Work to do:
All lines from the one with "What text is on this page?" to the end need to be copied exactly, with nothing before them.

The data:
* * * *

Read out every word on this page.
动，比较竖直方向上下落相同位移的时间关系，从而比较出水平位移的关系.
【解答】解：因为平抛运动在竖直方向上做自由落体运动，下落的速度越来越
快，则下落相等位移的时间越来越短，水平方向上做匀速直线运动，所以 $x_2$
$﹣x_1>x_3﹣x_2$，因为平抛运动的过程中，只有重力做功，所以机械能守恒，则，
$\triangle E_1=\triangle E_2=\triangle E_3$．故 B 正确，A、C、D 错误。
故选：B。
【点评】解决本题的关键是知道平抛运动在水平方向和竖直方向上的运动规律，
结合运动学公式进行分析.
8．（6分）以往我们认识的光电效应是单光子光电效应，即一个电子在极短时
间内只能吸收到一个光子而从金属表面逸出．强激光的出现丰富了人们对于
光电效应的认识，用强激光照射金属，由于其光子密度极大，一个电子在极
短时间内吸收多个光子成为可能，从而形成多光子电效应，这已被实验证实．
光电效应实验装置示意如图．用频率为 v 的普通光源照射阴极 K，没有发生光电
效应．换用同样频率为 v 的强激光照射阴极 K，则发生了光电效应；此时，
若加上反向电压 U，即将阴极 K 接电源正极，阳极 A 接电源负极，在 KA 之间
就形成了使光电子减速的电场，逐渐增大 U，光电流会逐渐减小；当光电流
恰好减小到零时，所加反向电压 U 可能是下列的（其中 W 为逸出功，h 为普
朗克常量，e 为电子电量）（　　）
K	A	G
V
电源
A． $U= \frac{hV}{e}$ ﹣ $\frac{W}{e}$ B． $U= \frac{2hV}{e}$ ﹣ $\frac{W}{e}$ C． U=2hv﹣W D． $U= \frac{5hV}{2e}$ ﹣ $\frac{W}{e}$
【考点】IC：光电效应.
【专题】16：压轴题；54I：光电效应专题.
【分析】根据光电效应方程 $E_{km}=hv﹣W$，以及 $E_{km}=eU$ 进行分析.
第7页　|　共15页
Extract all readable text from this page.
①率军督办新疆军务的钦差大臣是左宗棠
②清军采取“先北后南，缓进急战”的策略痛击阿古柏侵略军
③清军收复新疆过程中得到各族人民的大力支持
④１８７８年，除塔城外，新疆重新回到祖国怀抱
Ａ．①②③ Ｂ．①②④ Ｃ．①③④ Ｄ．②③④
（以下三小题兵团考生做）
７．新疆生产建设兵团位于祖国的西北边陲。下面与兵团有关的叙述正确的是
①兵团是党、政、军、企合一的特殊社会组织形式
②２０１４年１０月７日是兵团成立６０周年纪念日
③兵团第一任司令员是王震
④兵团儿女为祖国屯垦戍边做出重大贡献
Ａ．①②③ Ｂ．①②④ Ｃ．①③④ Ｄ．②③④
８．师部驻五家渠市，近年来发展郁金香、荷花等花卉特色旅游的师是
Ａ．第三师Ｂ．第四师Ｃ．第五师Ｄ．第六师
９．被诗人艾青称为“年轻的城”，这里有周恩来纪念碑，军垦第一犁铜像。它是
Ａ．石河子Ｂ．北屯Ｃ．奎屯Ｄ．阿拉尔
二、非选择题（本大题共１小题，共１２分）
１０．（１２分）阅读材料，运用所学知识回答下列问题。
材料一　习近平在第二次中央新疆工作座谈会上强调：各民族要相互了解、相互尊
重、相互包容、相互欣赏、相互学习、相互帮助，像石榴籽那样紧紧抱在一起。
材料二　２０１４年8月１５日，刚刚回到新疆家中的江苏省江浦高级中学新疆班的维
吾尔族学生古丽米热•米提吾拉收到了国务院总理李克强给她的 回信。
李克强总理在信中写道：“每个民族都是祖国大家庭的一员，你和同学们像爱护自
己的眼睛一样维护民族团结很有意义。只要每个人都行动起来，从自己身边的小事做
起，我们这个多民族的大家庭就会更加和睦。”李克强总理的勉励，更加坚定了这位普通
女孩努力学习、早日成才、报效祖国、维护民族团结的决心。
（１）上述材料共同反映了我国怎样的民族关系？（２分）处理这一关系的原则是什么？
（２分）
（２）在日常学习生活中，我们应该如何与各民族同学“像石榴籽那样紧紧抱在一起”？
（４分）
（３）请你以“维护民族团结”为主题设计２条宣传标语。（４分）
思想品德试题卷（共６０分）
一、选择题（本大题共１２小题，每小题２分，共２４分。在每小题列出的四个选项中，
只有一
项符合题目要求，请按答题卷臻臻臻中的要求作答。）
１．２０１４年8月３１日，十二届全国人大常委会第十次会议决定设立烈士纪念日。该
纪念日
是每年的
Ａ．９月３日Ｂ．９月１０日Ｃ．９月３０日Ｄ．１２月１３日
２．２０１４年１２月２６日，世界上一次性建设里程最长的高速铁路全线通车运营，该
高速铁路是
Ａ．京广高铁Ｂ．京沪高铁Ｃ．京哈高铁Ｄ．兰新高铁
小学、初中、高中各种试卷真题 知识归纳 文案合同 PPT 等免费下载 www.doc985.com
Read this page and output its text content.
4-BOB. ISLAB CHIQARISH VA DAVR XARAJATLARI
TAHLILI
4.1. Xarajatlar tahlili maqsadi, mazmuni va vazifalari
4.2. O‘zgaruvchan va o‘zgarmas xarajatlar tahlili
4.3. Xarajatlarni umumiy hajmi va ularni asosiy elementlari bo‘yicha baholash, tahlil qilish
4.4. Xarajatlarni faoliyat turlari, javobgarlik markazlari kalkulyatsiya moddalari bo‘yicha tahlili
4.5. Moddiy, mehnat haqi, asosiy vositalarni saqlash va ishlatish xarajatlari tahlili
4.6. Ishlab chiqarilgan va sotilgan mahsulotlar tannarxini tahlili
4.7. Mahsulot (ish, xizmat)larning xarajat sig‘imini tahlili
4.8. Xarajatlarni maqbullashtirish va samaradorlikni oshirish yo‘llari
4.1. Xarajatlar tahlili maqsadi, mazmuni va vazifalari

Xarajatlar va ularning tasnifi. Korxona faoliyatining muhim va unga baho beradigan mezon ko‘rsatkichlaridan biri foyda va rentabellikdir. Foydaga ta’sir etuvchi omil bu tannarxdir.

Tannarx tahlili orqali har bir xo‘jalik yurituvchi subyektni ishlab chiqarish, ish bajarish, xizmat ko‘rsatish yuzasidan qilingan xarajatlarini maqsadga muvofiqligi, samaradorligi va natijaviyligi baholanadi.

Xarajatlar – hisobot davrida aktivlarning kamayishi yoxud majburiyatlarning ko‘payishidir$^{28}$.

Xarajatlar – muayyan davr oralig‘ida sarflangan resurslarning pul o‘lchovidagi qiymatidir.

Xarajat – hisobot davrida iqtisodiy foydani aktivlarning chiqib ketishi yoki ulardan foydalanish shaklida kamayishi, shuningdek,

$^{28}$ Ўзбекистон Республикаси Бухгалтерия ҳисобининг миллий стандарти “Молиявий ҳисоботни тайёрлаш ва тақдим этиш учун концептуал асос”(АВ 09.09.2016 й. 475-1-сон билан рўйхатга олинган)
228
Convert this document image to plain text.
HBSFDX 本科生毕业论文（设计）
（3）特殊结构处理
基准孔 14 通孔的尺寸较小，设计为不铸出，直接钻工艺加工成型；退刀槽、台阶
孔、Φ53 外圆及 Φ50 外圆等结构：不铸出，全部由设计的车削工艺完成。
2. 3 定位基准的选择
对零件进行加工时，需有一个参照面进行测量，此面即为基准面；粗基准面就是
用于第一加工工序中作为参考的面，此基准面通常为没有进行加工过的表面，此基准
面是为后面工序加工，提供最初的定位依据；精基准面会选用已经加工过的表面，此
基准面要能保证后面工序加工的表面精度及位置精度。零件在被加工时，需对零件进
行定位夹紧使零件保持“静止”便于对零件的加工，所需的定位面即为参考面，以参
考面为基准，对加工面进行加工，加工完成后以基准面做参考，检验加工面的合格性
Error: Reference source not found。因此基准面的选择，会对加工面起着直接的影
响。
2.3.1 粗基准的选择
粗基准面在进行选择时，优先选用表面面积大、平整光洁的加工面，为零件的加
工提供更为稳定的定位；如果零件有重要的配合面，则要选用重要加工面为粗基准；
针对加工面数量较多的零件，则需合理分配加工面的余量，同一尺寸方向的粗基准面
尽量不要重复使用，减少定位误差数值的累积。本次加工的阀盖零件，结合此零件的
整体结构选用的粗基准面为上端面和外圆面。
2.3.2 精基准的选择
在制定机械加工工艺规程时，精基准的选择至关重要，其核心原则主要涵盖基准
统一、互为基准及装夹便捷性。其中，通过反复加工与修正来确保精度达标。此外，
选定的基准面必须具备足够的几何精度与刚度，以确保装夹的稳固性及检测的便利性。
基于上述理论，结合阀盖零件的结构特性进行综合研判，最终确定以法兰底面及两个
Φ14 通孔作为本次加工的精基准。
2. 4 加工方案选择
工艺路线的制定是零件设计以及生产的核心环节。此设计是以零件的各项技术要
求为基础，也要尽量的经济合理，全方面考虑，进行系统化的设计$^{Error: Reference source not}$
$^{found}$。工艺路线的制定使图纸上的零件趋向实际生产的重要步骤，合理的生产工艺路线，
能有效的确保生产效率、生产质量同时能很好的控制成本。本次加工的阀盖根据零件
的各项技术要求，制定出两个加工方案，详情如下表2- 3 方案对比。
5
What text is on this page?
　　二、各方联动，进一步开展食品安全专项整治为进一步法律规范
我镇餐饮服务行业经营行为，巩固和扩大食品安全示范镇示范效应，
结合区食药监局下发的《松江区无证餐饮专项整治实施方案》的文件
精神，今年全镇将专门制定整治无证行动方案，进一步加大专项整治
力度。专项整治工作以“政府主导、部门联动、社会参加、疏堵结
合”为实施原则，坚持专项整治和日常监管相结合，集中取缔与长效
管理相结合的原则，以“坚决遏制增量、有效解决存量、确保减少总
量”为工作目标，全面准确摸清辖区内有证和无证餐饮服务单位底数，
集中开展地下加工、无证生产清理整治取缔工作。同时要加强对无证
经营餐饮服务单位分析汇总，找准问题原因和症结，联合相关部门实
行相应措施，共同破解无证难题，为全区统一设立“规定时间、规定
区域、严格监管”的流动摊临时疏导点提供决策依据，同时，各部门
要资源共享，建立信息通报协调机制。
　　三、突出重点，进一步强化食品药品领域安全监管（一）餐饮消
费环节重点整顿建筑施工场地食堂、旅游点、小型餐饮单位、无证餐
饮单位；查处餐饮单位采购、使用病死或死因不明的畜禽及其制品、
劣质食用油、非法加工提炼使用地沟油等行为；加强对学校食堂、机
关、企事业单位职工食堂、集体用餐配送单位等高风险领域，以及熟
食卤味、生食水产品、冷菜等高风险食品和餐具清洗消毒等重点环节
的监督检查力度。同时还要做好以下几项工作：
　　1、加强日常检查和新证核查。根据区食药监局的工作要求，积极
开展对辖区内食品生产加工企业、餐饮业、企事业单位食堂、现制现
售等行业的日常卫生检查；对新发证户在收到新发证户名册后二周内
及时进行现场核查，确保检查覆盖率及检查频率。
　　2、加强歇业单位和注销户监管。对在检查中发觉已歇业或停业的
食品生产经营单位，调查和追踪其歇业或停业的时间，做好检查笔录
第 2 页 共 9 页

* * * *

Full output:
What text is on this page?
　　二、各方联动，进一步开展食品安全专项整治为进一步法律规范
我镇餐饮服务行业经营行为，巩固和扩大食品安全示范镇示范效应，
结合区食药监局下发的《松江区无证餐饮专项整治实施方案》的文件
精神，今年全镇将专门制定整治无证行动方案，进一步加大专项整治
力度。专项整治工作以“政府主导、部门联动、社会参加、疏堵结
合”为实施原则，坚持专项整治和日常监管相结合，集中取缔与长效
管理相结合的原则，以“坚决遏制增量、有效解决存量、确保减少总
量”为工作目标，全面准确摸清辖区内有证和无证餐饮服务单位底数，
集中开展地下加工、无证生产清理整治取缔工作。同时要加强对无证
经营餐饮服务单位分析汇总，找准问题原因和症结，联合相关部门实
行相应措施，共同破解无证难题，为全区统一设立“规定时间、规定
区域、严格监管”的流动摊临时疏导点提供决策依据，同时，各部门
要资源共享，建立信息通报协调机制。
　　三、突出重点，进一步强化食品药品领域安全监管（一）餐饮消
费环节重点整顿建筑施工场地食堂、旅游点、小型餐饮单位、无证餐
饮单位；查处餐饮单位采购、使用病死或死因不明的畜禽及其制品、
劣质食用油、非法加工提炼使用地沟油等行为；加强对学校食堂、机
关、企事业单位职工食堂、集体用餐配送单位等高风险领域，以及熟
食卤味、生食水产品、冷菜等高风险食品和餐具清洗消毒等重点环节
的监督检查力度。同时还要做好以下几项工作：
　　1、加强日常检查和新证核查。根据区食药监局的工作要求，积极
开展对辖区内食品生产加工企业、餐饮业、企事业单位食堂、现制现
售等行业的日常卫生检查；对新发证户在收到新发证户名册后二周内
及时进行现场核查，确保检查覆盖率及检查频率。
　　2、加强歇业单位和注销户监管。对在检查中发觉已歇业或停业的
食品生产经营单位，调查和追踪其歇业或停业的时间，做好检查笔录
第 2 页 共 9 页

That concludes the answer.